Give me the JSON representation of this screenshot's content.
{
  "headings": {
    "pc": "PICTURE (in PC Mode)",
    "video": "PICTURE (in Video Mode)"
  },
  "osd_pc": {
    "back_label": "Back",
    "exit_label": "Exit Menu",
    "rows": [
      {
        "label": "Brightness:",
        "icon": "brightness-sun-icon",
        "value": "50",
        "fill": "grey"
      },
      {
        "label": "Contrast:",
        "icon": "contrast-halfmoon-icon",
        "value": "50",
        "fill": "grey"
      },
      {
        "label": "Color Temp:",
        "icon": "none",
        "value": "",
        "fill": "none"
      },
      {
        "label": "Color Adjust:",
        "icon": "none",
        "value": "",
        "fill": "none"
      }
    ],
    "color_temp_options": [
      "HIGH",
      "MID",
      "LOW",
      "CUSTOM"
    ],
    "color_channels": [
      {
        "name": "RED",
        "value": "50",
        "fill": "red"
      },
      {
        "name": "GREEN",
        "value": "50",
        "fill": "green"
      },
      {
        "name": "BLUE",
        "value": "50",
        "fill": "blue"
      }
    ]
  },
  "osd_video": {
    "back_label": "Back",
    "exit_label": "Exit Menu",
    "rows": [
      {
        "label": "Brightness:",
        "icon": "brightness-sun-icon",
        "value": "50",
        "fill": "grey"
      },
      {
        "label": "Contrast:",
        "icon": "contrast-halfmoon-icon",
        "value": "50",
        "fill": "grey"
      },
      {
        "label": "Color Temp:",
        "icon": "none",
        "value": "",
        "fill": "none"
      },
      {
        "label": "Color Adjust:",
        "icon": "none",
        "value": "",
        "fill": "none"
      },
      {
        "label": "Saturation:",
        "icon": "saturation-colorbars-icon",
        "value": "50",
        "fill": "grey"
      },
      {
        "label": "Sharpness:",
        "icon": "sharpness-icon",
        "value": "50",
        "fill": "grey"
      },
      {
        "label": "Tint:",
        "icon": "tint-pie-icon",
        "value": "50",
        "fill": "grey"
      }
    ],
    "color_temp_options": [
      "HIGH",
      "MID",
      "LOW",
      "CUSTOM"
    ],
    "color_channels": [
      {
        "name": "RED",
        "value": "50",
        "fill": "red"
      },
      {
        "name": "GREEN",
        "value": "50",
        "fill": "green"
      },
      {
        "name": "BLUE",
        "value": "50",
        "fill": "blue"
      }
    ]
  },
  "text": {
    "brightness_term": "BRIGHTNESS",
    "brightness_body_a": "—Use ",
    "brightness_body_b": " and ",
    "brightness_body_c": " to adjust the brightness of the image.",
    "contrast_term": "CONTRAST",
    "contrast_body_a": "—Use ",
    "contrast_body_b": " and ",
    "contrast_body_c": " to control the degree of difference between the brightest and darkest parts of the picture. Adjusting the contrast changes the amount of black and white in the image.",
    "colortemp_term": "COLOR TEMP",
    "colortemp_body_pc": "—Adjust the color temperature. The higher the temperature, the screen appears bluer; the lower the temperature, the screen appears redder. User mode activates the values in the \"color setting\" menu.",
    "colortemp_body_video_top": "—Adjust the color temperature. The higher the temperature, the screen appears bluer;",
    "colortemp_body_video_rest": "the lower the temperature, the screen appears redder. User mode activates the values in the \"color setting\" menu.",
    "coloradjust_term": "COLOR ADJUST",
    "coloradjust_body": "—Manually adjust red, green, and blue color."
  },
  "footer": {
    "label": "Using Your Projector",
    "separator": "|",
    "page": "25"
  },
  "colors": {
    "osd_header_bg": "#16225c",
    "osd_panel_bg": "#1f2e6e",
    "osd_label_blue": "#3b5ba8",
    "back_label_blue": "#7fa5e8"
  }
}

Your objective ▸
Copy all data exactly, start to finish.

Solved problem ▸
Give me the JSON representation of this screenshot's content.
{
  "headings": {
    "pc": "PICTURE (in PC Mode)",
    "video": "PICTURE (in Video Mode)"
  },
  "osd_pc": {
    "back_label": "Back",
    "exit_label": "Exit Menu",
    "rows": [
      {
        "label": "Brightness:",
        "icon": "brightness-sun-icon",
        "value": "50",
        "fill": "grey"
      },
      {
        "label": "Contrast:",
        "icon": "contrast-halfmoon-icon",
        "value": "50",
        "fill": "grey"
      },
      {
        "label": "Color Temp:",
        "icon": "none",
        "value": "",
        "fill": "none"
      },
      {
        "label": "Color Adjust:",
        "icon": "none",
        "value": "",
        "fill": "none"
      }
    ],
    "color_temp_options": [
      "HIGH",
      "MID",
      "LOW",
      "CUSTOM"
    ],
    "color_channels": [
      {
        "name": "RED",
        "value": "50",
        "fill": "red"
      },
      {
        "name": "GREEN",
        "value": "50",
        "fill": "green"
      },
      {
        "name": "BLUE",
        "value": "50",
        "fill": "blue"
      }
    ]
  },
  "osd_video": {
    "back_label": "Back",
    "exit_label": "Exit Menu",
    "rows": [
      {
        "label": "Brightness:",
        "icon": "brightness-sun-icon",
        "value": "50",
        "fill": "grey"
      },
      {
        "label": "Contrast:",
        "icon": "contrast-halfmoon-icon",
        "value": "50",
        "fill": "grey"
      },
      {
        "label": "Color Temp:",
        "icon": "none",
        "value": "",
        "fill": "none"
      },
      {
        "label": "Color Adjust:",
        "icon": "none",
        "value": "",
        "fill": "none"
      },
      {
        "label": "Saturation:",
        "icon": "saturation-colorbars-icon",
        "value": "50",
        "fill": "grey"
      },
      {
        "label": "Sharpness:",
        "icon": "sharpness-icon",
        "value": "50",
        "fill": "grey"
      },
      {
        "label": "Tint:",
        "icon": "tint-pie-icon",
        "value": "50",
        "fill": "grey"
      }
    ],
    "color_temp_options": [
      "HIGH",
      "MID",
      "LOW",
      "CUSTOM"
    ],
    "color_channels": [
      {
        "name": "RED",
        "value": "50",
        "fill": "red"
      },
      {
        "name": "GREEN",
        "value": "50",
        "fill": "green"
      },
      {
        "name": "BLUE",
        "value": "50",
        "fill": "blue"
      }
    ]
  },
  "text": {
    "brightness_term": "BRIGHTNESS",
    "brightness_body_a": "—Use ",
    "brightness_body_b": " and ",
    "brightness_body_c": " to adjust the brightness of the image.",
    "contrast_term": "CONTRAST",
    "contrast_body_a": "—Use ",
    "contrast_body_b": " and ",
    "contrast_body_c": " to control the degree of difference between the brightest and darkest parts of the picture. Adjusting the contrast changes the amount of black and white in the image.",
    "colortemp_term": "COLOR TEMP",
    "colortemp_body_pc": "—Adjust the color temperature. The higher the temperature, the screen appears bluer; the lower the temperature, the screen appears redder. User mode activates the values in the \"color setting\" menu.",
    "colortemp_body_video_top": "—Adjust the color temperature. The higher the temperature, the screen appears bluer;",
    "colortemp_body_video_rest": "the lower the temperature, the screen appears redder. User mode activates the values in the \"color setting\" menu.",
    "coloradjust_term": "COLOR ADJUST",
    "coloradjust_body": "—Manually adjust red, green, and blue color."
  },
  "footer": {
    "label": "Using Your Projector",
    "separator": "|",
    "page": "25"
  },
  "colors": {
    "osd_header_bg": "#16225c",
    "osd_panel_bg": "#1f2e6e",
    "osd_label_blue": "#3b5ba8",
    "back_label_blue": "#7fa5e8"
  }
}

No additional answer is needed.